-- START OF RECORDS SUPPLIED --

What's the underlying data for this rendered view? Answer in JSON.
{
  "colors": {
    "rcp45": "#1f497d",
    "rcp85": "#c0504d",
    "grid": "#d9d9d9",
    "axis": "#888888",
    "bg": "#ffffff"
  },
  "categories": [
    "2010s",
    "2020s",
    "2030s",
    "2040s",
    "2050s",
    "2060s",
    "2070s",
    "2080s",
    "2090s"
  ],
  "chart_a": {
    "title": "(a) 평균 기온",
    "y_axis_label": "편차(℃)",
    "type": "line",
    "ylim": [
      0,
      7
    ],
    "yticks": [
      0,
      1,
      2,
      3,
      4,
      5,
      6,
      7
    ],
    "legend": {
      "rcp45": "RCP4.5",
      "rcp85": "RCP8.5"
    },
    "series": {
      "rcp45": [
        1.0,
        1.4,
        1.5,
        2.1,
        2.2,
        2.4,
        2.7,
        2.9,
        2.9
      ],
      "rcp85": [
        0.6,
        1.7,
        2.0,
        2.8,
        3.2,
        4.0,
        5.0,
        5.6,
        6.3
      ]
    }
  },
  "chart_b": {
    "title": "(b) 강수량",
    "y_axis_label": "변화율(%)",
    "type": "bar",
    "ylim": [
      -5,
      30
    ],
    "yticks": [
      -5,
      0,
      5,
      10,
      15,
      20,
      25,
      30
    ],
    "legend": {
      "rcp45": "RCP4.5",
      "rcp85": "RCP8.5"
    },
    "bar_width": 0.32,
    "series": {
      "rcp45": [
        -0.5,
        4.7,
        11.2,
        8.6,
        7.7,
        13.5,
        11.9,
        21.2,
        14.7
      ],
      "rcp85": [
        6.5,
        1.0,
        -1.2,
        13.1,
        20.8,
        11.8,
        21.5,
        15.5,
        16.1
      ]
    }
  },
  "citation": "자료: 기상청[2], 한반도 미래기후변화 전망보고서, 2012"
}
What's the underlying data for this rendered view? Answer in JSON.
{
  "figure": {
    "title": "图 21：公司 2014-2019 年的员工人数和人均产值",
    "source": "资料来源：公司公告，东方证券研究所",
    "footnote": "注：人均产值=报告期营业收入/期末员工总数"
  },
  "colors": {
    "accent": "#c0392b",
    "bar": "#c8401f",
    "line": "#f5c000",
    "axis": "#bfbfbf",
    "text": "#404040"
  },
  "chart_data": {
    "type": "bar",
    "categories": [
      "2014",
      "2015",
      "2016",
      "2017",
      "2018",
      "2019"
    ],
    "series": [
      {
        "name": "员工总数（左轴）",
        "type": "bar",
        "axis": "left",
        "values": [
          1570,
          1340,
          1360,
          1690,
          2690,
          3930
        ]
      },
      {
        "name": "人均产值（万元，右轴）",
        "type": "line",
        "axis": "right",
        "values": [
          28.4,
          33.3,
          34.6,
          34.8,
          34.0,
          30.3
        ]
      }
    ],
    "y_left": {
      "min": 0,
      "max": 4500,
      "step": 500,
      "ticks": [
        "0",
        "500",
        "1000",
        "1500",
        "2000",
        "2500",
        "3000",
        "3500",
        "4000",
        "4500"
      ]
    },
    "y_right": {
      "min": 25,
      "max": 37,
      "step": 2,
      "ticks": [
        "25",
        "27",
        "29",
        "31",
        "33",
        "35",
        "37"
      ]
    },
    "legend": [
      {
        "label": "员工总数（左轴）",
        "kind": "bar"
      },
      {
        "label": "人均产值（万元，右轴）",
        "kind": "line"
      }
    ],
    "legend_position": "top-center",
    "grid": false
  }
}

-- END OF RECORDS SUPPLIED --

*WHAT TO WORK ON*
Reproduce the material exactly, with every line intact.

*SOLUTION BELOW*
What's the underlying data for this rendered view? Answer in JSON.
{
  "colors": {
    "rcp45": "#1f497d",
    "rcp85": "#c0504d",
    "grid": "#d9d9d9",
    "axis": "#888888",
    "bg": "#ffffff"
  },
  "categories": [
    "2010s",
    "2020s",
    "2030s",
    "2040s",
    "2050s",
    "2060s",
    "2070s",
    "2080s",
    "2090s"
  ],
  "chart_a": {
    "title": "(a) 평균 기온",
    "y_axis_label": "편차(℃)",
    "type": "line",
    "ylim": [
      0,
      7
    ],
    "yticks": [
      0,
      1,
      2,
      3,
      4,
      5,
      6,
      7
    ],
    "legend": {
      "rcp45": "RCP4.5",
      "rcp85": "RCP8.5"
    },
    "series": {
      "rcp45": [
        1.0,
        1.4,
        1.5,
        2.1,
        2.2,
        2.4,
        2.7,
        2.9,
        2.9
      ],
      "rcp85": [
        0.6,
        1.7,
        2.0,
        2.8,
        3.2,
        4.0,
        5.0,
        5.6,
        6.3
      ]
    }
  },
  "chart_b": {
    "title": "(b) 강수량",
    "y_axis_label": "변화율(%)",
    "type": "bar",
    "ylim": [
      -5,
      30
    ],
    "yticks": [
      -5,
      0,
      5,
      10,
      15,
      20,
      25,
      30
    ],
    "legend": {
      "rcp45": "RCP4.5",
      "rcp85": "RCP8.5"
    },
    "bar_width": 0.32,
    "series": {
      "rcp45": [
        -0.5,
        4.7,
        11.2,
        8.6,
        7.7,
        13.5,
        11.9,
        21.2,
        14.7
      ],
      "rcp85": [
        6.5,
        1.0,
        -1.2,
        13.1,
        20.8,
        11.8,
        21.5,
        15.5,
        16.1
      ]
    }
  },
  "citation": "자료: 기상청[2], 한반도 미래기후변화 전망보고서, 2012"
}
What's the underlying data for this rendered view? Answer in JSON.
{
  "figure": {
    "title": "图 21：公司 2014-2019 年的员工人数和人均产值",
    "source": "资料来源：公司公告，东方证券研究所",
    "footnote": "注：人均产值=报告期营业收入/期末员工总数"
  },
  "colors": {
    "accent": "#c0392b",
    "bar": "#c8401f",
    "line": "#f5c000",
    "axis": "#bfbfbf",
    "text": "#404040"
  },
  "chart_data": {
    "type": "bar",
    "categories": [
      "2014",
      "2015",
      "2016",
      "2017",
      "2018",
      "2019"
    ],
    "series": [
      {
        "name": "员工总数（左轴）",
        "type": "bar",
        "axis": "left",
        "values": [
          1570,
          1340,
          1360,
          1690,
          2690,
          3930
        ]
      },
      {
        "name": "人均产值（万元，右轴）",
        "type": "line",
        "axis": "right",
        "values": [
          28.4,
          33.3,
          34.6,
          34.8,
          34.0,
          30.3
        ]
      }
    ],
    "y_left": {
      "min": 0,
      "max": 4500,
      "step": 500,
      "ticks": [
        "0",
        "500",
        "1000",
        "1500",
        "2000",
        "2500",
        "3000",
        "3500",
        "4000",
        "4500"
      ]
    },
    "y_right": {
      "min": 25,
      "max": 37,
      "step": 2,
      "ticks": [
        "25",
        "27",
        "29",
        "31",
        "33",
        "35",
        "37"
      ]
    },
    "legend": [
      {
        "label": "员工总数（左轴）",
        "kind": "bar"
      },
      {
        "label": "人均产值（万元，右轴）",
        "kind": "line"
      }
    ],
    "legend_position": "top-center",
    "grid": false
  }
}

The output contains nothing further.